» **Objective**
Return the material below in full and exactly.

━━━━━━

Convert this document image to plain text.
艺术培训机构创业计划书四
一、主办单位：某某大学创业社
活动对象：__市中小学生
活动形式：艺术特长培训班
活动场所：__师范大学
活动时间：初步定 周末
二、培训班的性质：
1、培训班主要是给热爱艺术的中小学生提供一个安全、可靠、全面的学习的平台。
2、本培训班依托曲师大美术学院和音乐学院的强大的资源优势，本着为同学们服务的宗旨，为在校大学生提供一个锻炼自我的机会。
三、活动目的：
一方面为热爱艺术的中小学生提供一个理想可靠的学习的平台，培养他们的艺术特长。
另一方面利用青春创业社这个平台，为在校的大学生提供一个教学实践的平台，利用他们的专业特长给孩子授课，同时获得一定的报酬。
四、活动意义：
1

━━━━━━

» **Task answer**
Convert this document image to plain text.
艺术培训机构创业计划书四
一、主办单位：某某大学创业社
活动对象：__市中小学生
活动形式：艺术特长培训班
活动场所：__师范大学
活动时间：初步定 周末
二、培训班的性质：
1、培训班主要是给热爱艺术的中小学生提供一个安全、可靠、全面的学习的平台。
2、本培训班依托曲师大美术学院和音乐学院的强大的资源优势，本着为同学们服务的宗旨，为在校大学生提供一个锻炼自我的机会。
三、活动目的：
一方面为热爱艺术的中小学生提供一个理想可靠的学习的平台，培养他们的艺术特长。
另一方面利用青春创业社这个平台，为在校的大学生提供一个教学实践的平台，利用他们的专业特长给孩子授课，同时获得一定的报酬。
四、活动意义：
1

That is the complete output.